- _Aim of the exercise_: Retype exactly the lines from the one containing "Give me a plain-text" through the last line of the records below, including both, and leave out any pictures.
──────── Entries supplied ────────
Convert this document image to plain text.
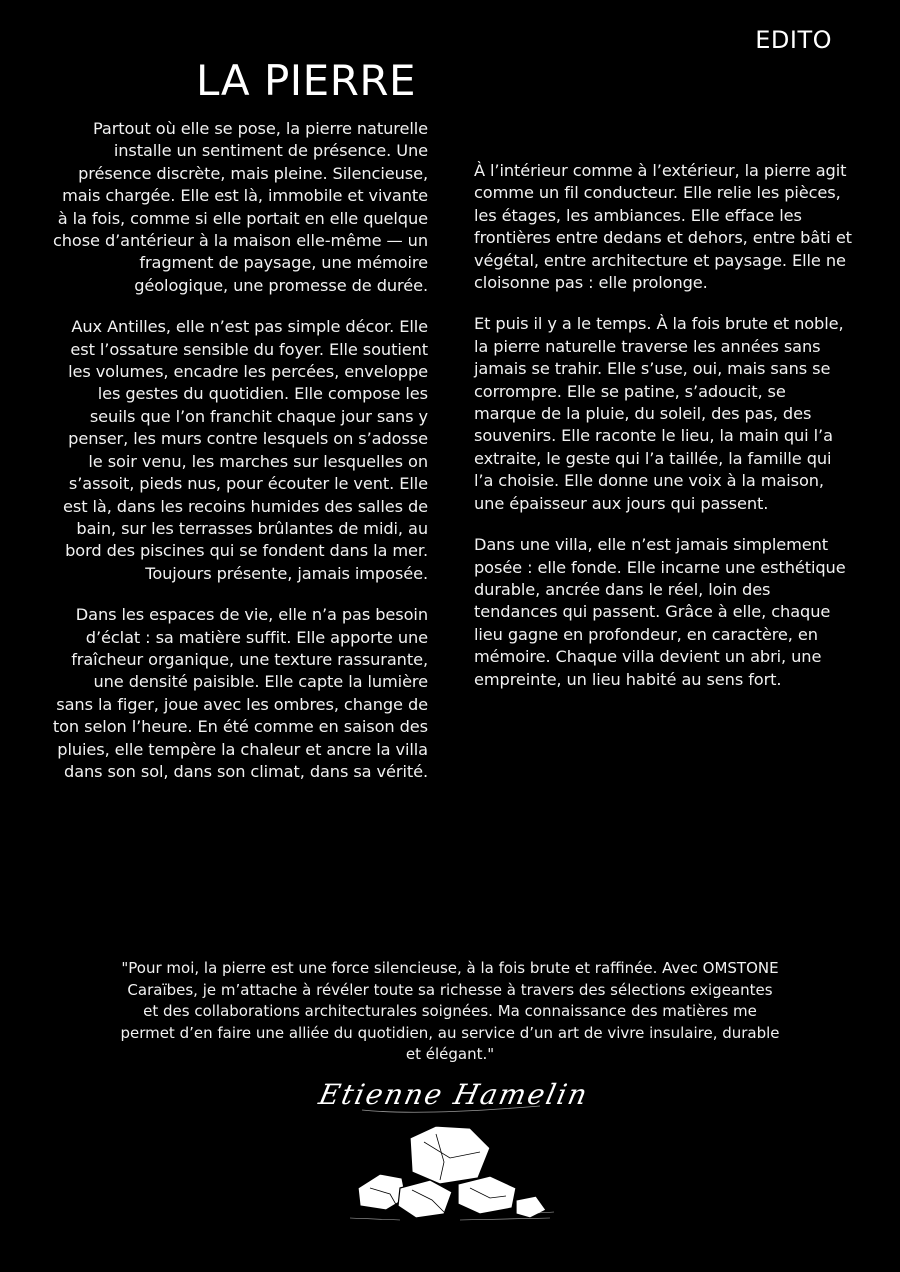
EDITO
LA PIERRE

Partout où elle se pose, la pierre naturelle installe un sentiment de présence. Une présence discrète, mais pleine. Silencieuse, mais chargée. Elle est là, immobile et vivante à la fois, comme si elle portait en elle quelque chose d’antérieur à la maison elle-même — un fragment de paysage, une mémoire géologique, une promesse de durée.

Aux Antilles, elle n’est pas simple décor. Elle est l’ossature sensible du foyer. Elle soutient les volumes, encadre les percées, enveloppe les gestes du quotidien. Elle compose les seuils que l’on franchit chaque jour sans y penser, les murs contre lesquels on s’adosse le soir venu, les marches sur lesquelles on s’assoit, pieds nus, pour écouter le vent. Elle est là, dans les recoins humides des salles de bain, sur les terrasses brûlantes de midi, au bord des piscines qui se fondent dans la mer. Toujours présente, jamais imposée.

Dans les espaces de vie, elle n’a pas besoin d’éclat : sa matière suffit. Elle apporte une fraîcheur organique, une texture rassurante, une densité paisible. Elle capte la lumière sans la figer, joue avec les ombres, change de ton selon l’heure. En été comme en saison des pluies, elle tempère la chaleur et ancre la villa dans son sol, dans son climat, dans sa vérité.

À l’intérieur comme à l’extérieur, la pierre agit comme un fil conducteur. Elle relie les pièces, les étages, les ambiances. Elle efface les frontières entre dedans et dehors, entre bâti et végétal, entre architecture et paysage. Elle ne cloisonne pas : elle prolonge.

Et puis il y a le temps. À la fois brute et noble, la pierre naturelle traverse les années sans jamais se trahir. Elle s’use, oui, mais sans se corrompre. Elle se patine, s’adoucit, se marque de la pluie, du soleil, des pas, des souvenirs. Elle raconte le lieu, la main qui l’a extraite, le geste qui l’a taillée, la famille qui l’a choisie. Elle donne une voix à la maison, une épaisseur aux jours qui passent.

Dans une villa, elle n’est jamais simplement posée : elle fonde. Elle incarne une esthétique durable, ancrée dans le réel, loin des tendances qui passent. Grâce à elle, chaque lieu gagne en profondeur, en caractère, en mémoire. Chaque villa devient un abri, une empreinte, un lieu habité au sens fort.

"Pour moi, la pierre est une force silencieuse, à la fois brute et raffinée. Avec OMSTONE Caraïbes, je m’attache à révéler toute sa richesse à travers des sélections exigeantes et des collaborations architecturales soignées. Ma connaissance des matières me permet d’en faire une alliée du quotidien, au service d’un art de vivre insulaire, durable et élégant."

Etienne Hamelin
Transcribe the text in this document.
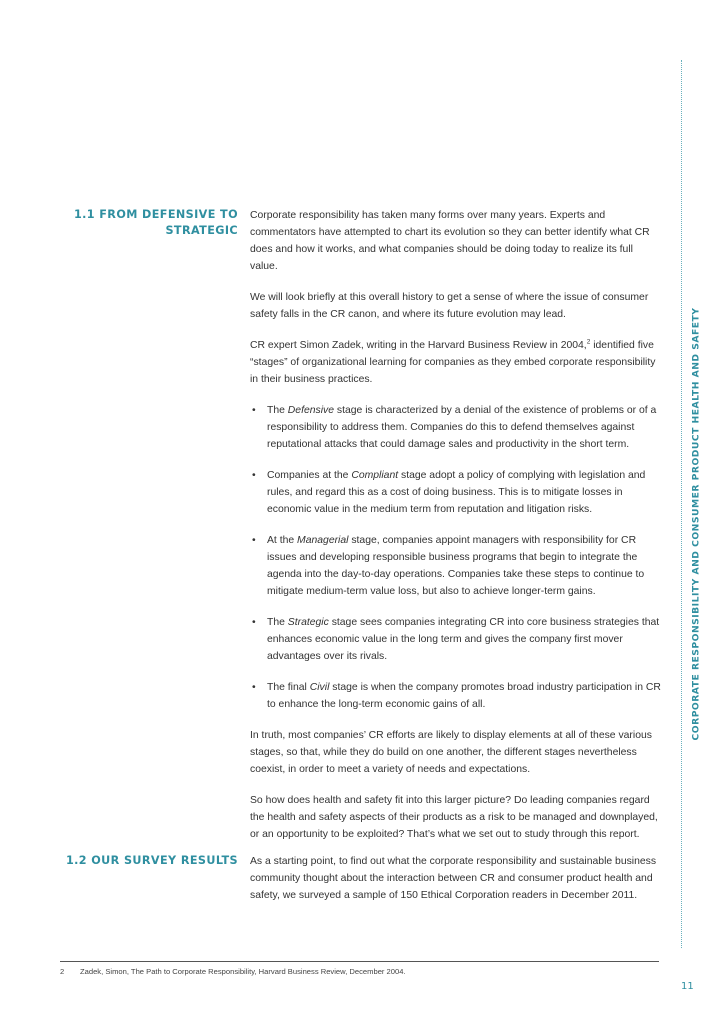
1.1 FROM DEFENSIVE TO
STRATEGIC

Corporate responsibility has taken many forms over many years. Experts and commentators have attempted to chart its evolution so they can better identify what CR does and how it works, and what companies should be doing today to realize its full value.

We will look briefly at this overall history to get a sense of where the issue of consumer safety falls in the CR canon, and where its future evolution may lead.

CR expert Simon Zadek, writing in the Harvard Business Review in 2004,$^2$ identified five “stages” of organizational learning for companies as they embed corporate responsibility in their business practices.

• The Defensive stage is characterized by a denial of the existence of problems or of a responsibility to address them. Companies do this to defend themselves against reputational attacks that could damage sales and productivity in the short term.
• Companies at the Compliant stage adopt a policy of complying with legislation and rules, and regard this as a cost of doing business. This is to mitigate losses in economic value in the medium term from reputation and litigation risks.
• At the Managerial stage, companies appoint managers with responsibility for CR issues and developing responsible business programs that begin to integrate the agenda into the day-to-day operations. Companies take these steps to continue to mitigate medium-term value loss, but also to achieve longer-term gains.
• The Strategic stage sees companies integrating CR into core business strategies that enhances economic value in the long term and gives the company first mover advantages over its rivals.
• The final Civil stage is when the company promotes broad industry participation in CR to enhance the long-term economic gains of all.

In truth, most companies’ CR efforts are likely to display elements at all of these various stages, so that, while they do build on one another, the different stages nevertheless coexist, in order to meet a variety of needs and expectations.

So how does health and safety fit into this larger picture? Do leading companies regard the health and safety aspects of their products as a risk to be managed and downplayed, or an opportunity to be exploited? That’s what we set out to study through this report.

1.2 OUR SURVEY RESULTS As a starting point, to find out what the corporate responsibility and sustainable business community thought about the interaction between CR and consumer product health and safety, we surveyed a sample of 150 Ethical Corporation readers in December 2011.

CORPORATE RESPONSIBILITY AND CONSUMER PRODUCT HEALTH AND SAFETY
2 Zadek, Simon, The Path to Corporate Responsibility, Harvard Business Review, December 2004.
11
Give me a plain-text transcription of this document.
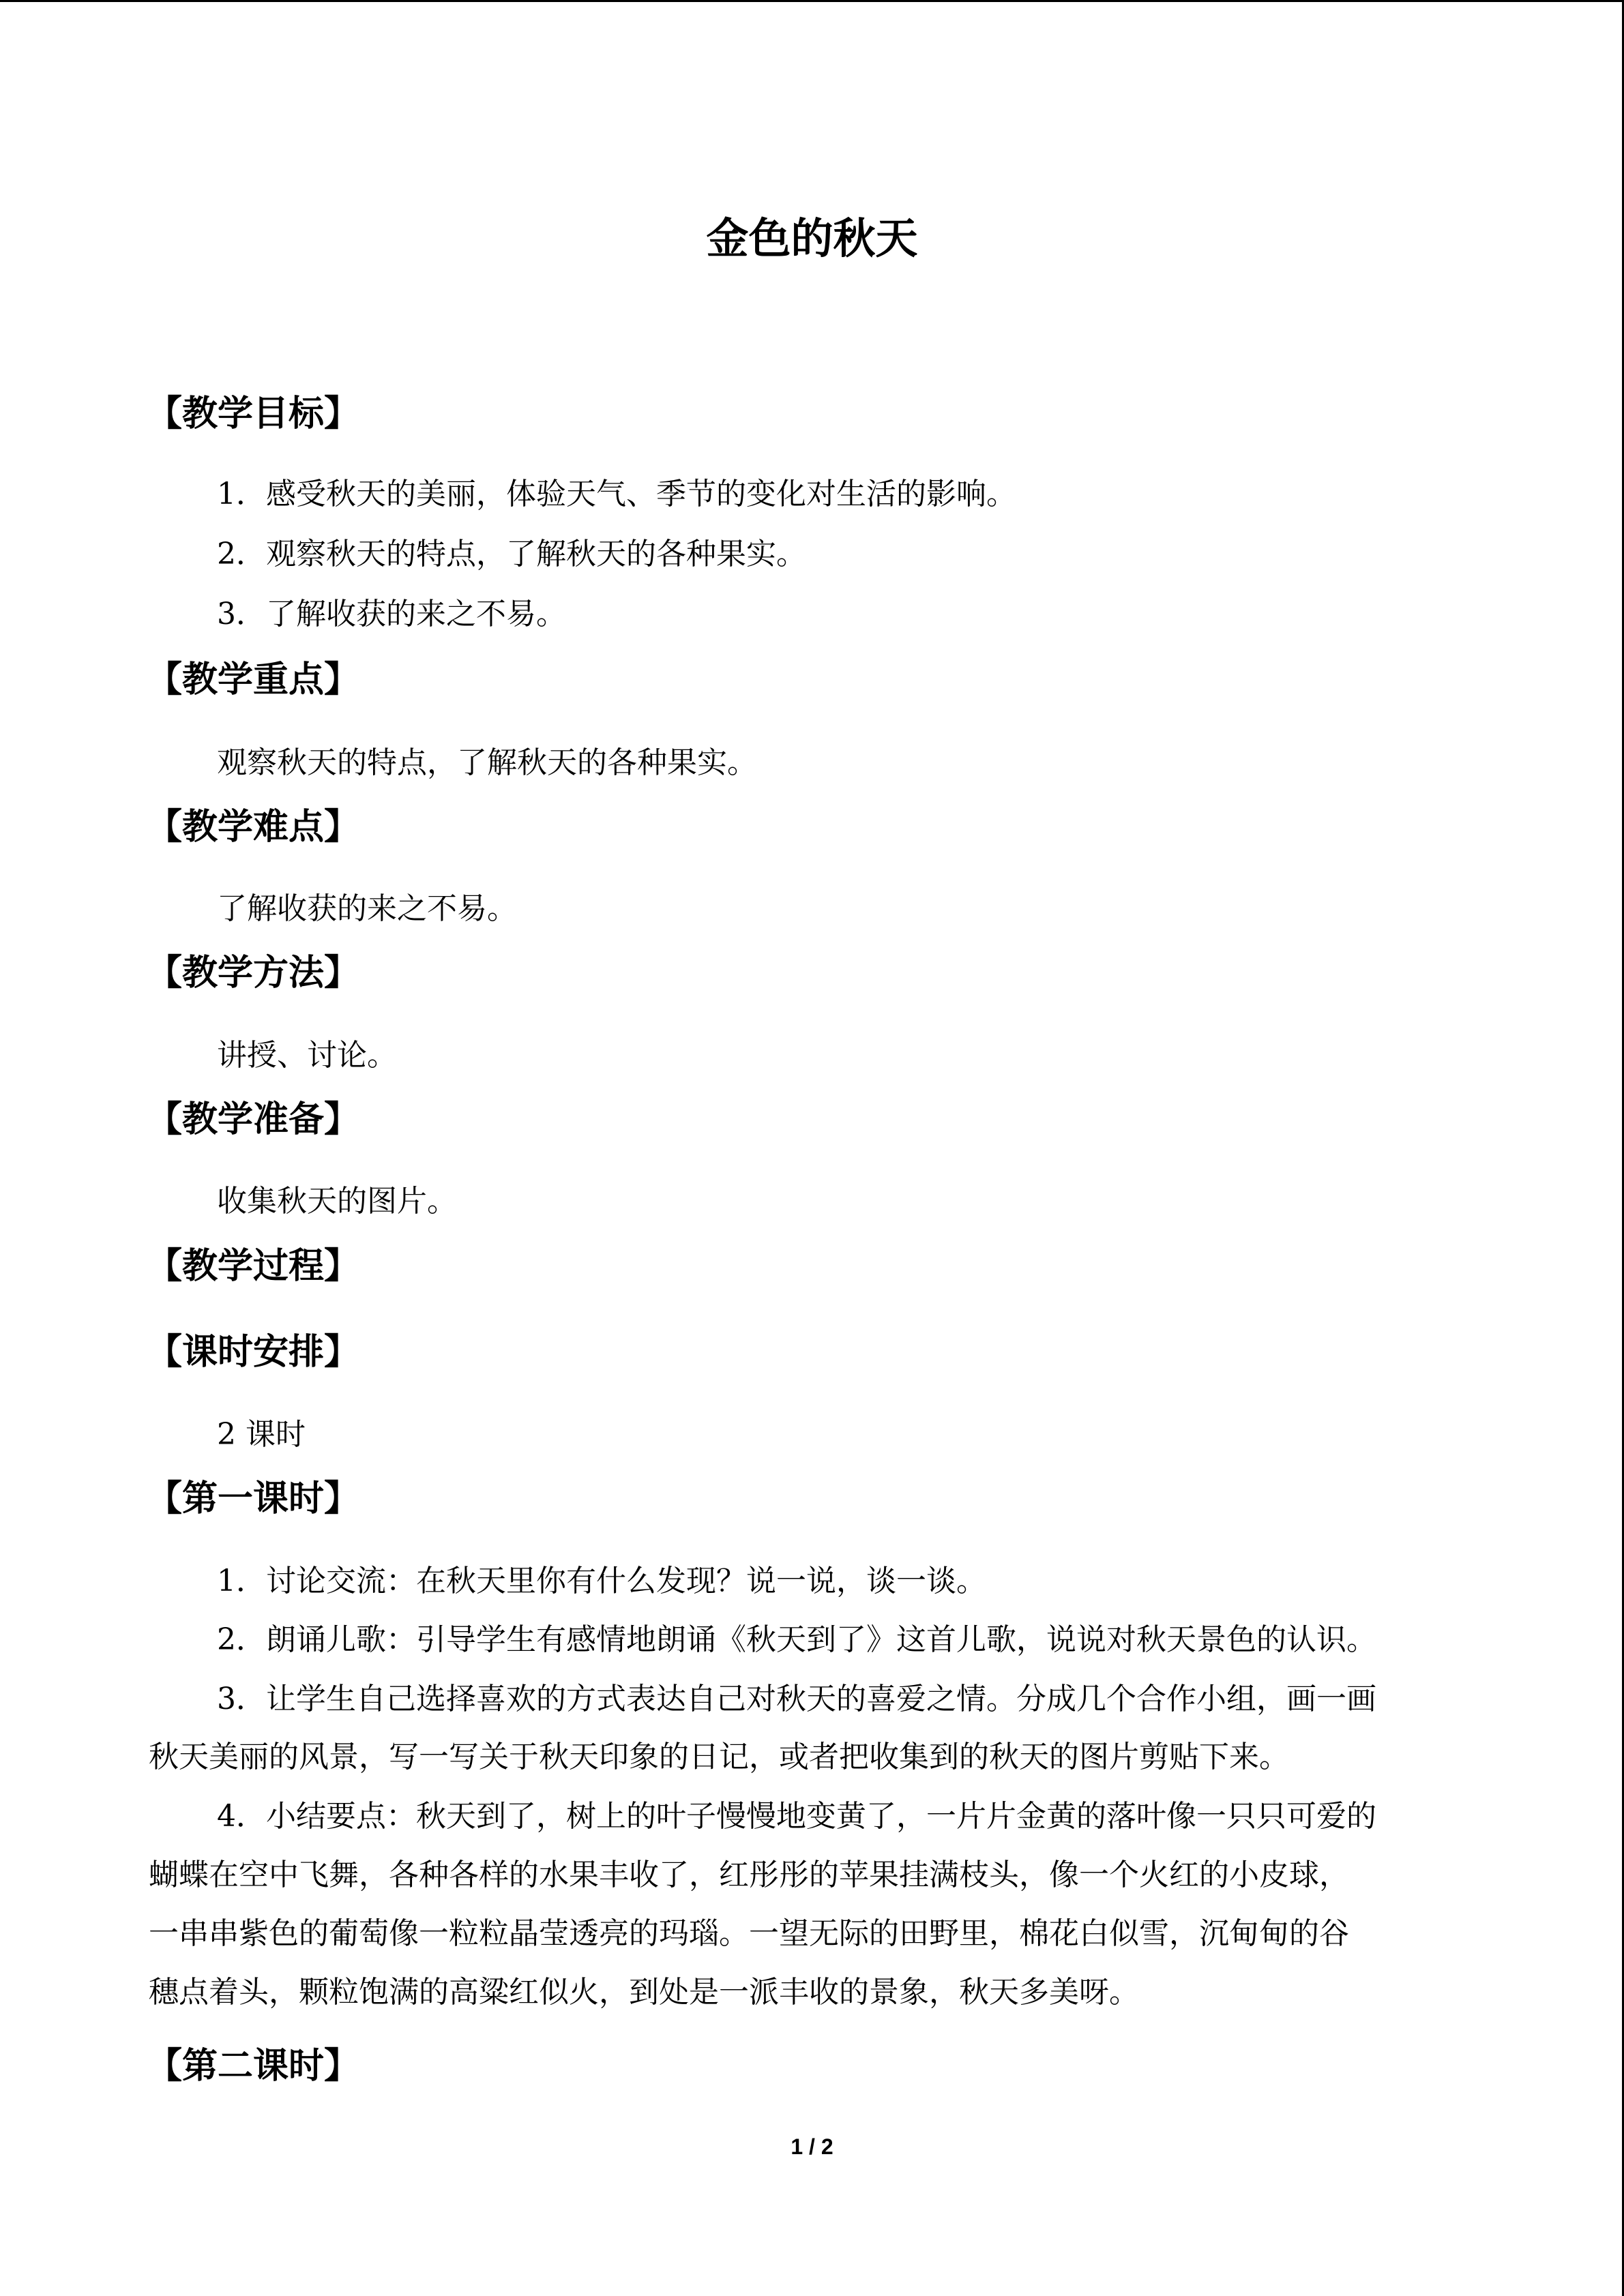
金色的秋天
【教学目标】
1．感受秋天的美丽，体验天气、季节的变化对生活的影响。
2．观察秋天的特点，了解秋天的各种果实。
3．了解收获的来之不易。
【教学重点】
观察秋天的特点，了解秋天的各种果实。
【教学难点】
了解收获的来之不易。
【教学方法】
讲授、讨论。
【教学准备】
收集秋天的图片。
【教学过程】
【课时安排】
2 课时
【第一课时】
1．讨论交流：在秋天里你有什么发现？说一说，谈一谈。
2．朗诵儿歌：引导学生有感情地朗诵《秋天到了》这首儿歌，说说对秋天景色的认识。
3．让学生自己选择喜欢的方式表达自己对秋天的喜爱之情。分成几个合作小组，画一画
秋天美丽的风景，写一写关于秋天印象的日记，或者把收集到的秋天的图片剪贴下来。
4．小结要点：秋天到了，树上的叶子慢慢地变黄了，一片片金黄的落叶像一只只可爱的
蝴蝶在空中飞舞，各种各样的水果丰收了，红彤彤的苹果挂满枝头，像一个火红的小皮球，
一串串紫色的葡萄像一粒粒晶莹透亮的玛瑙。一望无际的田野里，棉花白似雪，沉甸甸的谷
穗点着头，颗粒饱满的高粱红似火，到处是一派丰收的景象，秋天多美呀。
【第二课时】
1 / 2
────────
- _Solution to the problem_:
Give me a plain-text transcription of this document.
金色的秋天
【教学目标】
1．感受秋天的美丽，体验天气、季节的变化对生活的影响。
2．观察秋天的特点，了解秋天的各种果实。
3．了解收获的来之不易。
【教学重点】
观察秋天的特点，了解秋天的各种果实。
【教学难点】
了解收获的来之不易。
【教学方法】
讲授、讨论。
【教学准备】
收集秋天的图片。
【教学过程】
【课时安排】
2 课时
【第一课时】
1．讨论交流：在秋天里你有什么发现？说一说，谈一谈。
2．朗诵儿歌：引导学生有感情地朗诵《秋天到了》这首儿歌，说说对秋天景色的认识。
3．让学生自己选择喜欢的方式表达自己对秋天的喜爱之情。分成几个合作小组，画一画
秋天美丽的风景，写一写关于秋天印象的日记，或者把收集到的秋天的图片剪贴下来。
4．小结要点：秋天到了，树上的叶子慢慢地变黄了，一片片金黄的落叶像一只只可爱的
蝴蝶在空中飞舞，各种各样的水果丰收了，红彤彤的苹果挂满枝头，像一个火红的小皮球，
一串串紫色的葡萄像一粒粒晶莹透亮的玛瑙。一望无际的田野里，棉花白似雪，沉甸甸的谷
穗点着头，颗粒饱满的高粱红似火，到处是一派丰收的景象，秋天多美呀。
【第二课时】
1 / 2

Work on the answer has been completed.